>> Start

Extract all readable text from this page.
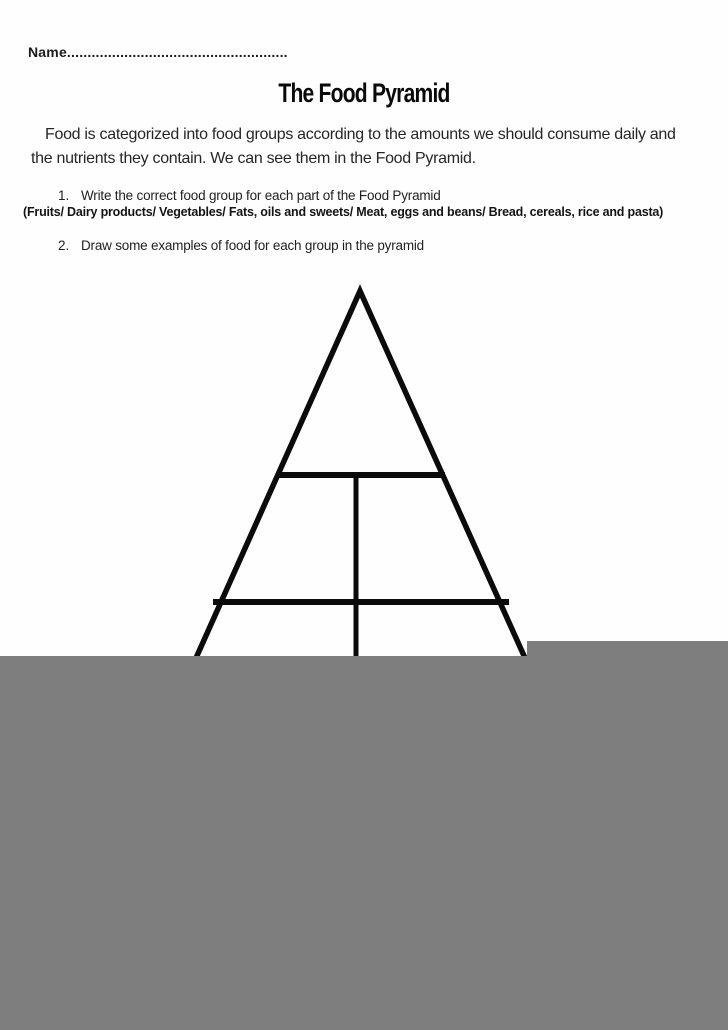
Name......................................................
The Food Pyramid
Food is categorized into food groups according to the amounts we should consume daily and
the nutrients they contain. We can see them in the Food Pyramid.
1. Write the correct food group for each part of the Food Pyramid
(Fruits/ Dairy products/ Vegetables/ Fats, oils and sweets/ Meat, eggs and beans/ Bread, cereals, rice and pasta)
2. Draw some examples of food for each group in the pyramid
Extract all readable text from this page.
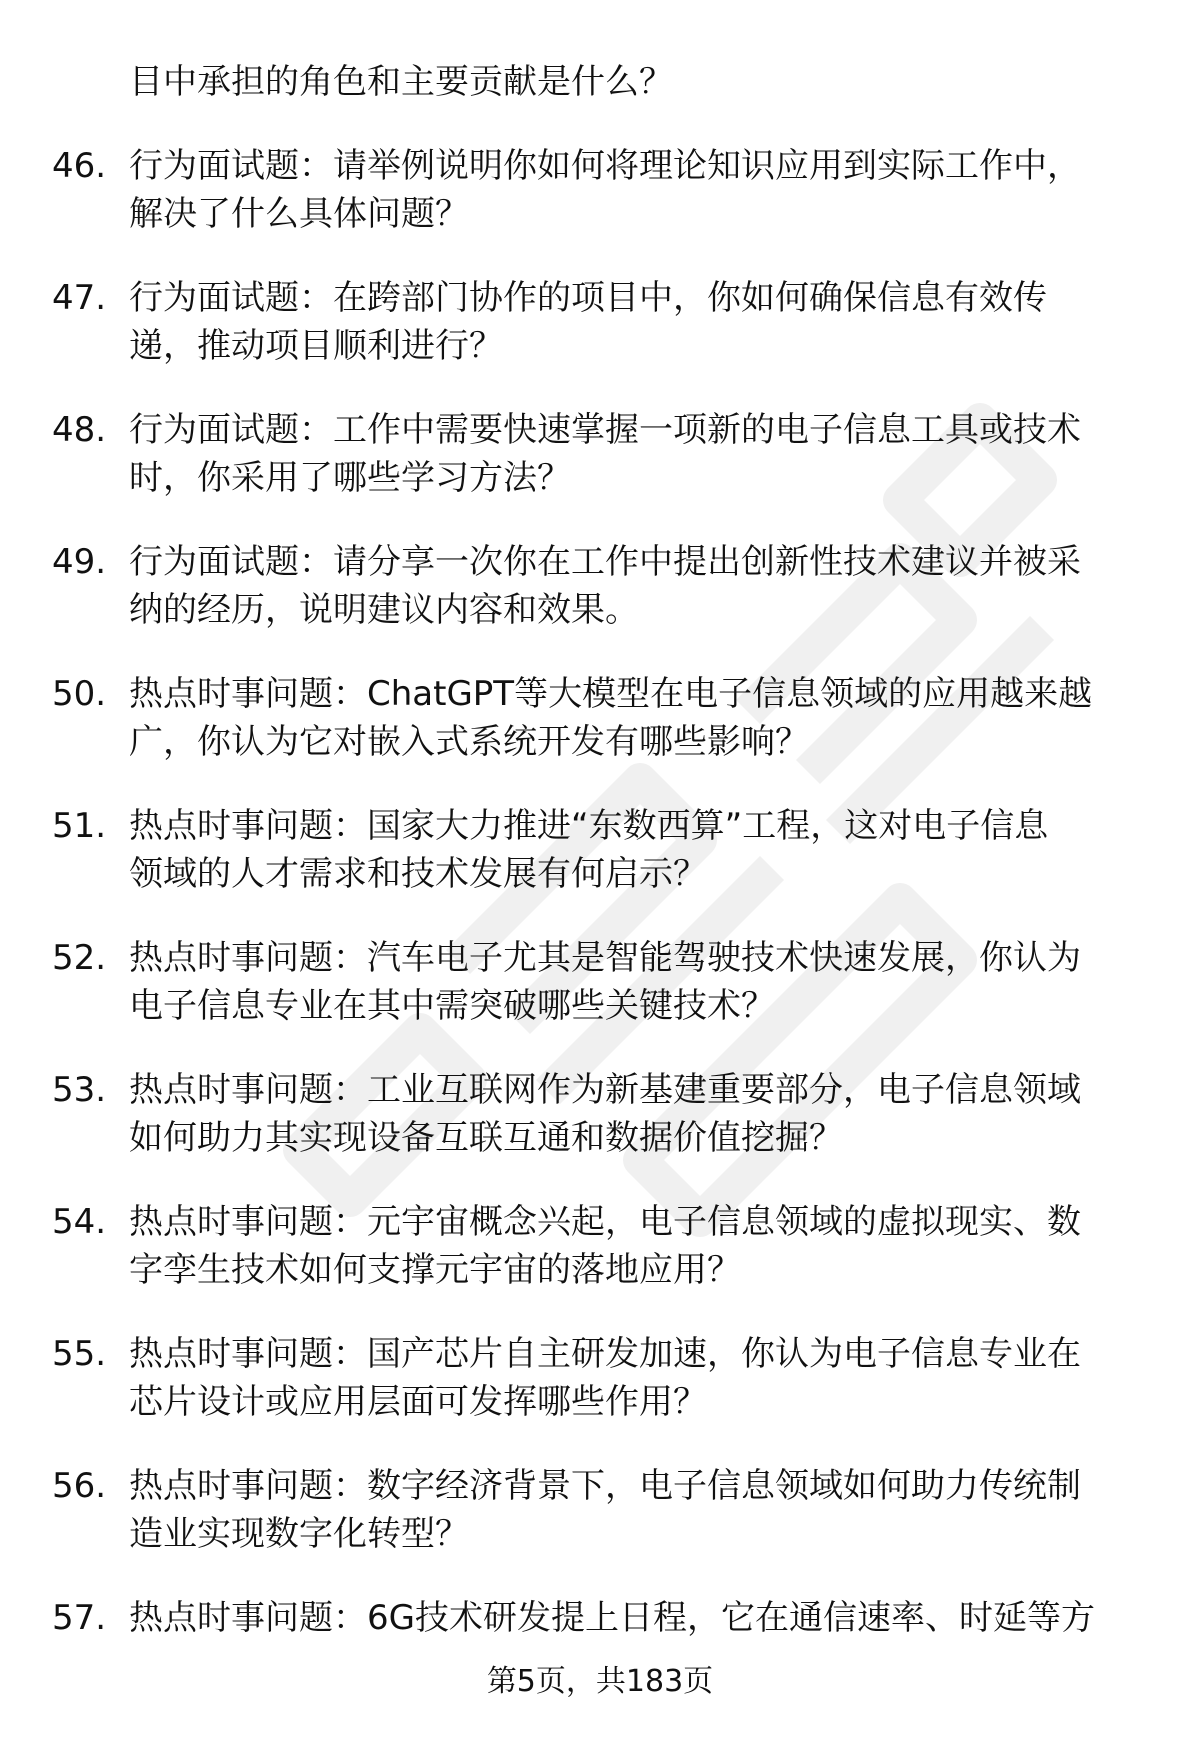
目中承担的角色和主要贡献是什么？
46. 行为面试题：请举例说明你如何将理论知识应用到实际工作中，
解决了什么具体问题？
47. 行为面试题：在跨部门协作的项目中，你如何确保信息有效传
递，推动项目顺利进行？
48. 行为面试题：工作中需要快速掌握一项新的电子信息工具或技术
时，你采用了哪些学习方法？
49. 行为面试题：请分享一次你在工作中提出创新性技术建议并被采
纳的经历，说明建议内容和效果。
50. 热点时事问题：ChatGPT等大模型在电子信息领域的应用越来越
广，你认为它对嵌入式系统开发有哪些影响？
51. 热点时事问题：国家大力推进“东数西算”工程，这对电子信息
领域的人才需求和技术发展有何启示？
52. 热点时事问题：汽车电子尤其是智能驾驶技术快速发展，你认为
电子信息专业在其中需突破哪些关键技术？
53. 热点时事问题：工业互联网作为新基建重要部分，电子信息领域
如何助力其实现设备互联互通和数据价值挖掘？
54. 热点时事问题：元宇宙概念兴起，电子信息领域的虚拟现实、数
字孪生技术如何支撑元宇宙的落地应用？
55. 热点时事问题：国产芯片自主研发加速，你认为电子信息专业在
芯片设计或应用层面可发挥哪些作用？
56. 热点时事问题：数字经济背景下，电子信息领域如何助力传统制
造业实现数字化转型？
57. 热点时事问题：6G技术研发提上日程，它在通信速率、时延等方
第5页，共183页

>> End
>> Start

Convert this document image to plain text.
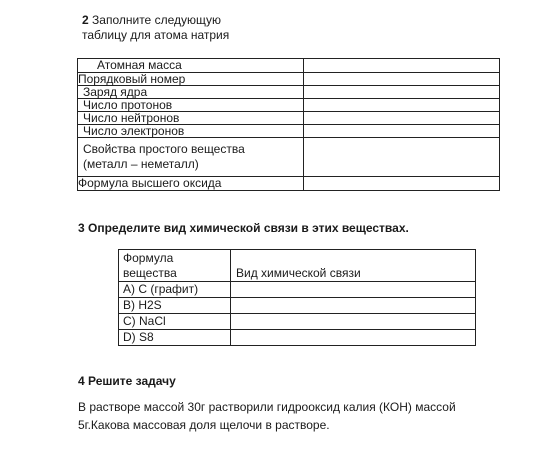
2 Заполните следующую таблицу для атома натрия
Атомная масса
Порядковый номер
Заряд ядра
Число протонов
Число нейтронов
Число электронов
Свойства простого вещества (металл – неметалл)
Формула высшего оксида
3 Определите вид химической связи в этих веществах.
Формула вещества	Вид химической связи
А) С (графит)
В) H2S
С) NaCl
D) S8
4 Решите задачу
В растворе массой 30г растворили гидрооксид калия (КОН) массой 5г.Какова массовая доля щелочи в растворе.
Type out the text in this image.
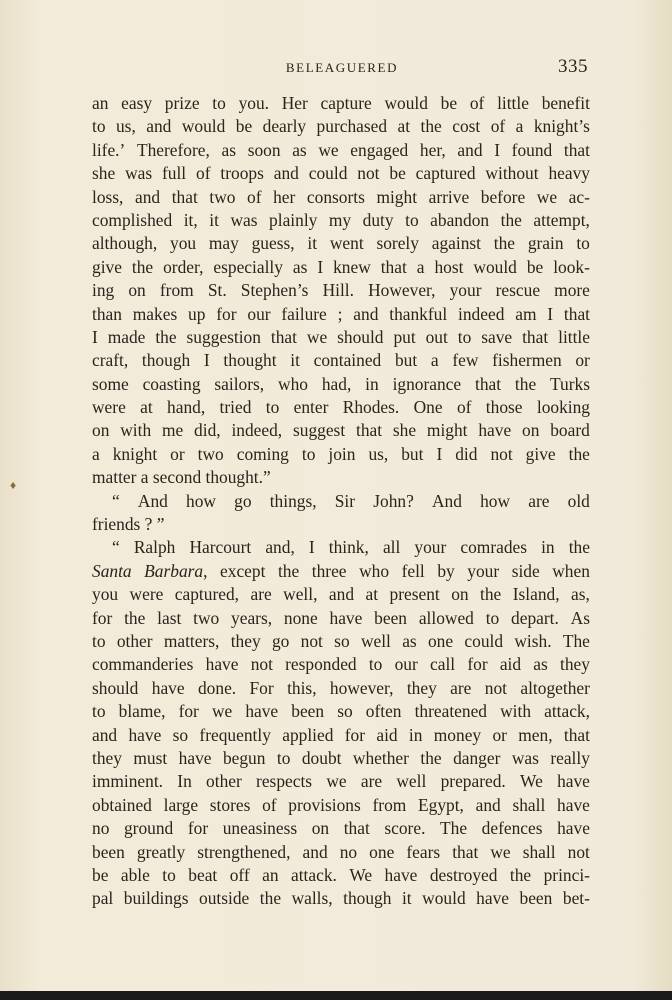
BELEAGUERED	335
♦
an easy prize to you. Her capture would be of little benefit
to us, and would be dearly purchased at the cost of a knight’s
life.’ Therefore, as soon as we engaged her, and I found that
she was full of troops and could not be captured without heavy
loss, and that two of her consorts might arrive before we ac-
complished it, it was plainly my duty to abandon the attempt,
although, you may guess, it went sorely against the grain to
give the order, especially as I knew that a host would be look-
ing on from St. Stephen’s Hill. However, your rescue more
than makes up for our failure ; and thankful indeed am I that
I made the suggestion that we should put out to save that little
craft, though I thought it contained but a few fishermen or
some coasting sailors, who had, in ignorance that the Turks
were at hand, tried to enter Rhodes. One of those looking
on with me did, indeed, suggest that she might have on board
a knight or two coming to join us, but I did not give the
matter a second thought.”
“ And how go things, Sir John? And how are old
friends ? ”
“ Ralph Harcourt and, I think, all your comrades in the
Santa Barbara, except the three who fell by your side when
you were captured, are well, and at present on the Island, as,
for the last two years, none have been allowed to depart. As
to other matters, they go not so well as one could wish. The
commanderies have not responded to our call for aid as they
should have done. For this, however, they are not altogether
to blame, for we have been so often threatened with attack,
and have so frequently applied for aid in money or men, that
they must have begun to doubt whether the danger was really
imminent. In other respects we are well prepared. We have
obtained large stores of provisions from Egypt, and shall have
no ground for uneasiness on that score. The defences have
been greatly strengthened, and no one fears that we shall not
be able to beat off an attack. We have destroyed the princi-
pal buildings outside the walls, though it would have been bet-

>> End

Problem to solve: Find the lines containing "captured" and list every one of them.

Exercise result:
she was full of troops and could not be captured without heavy
you were captured, are well, and at present on the Island, as,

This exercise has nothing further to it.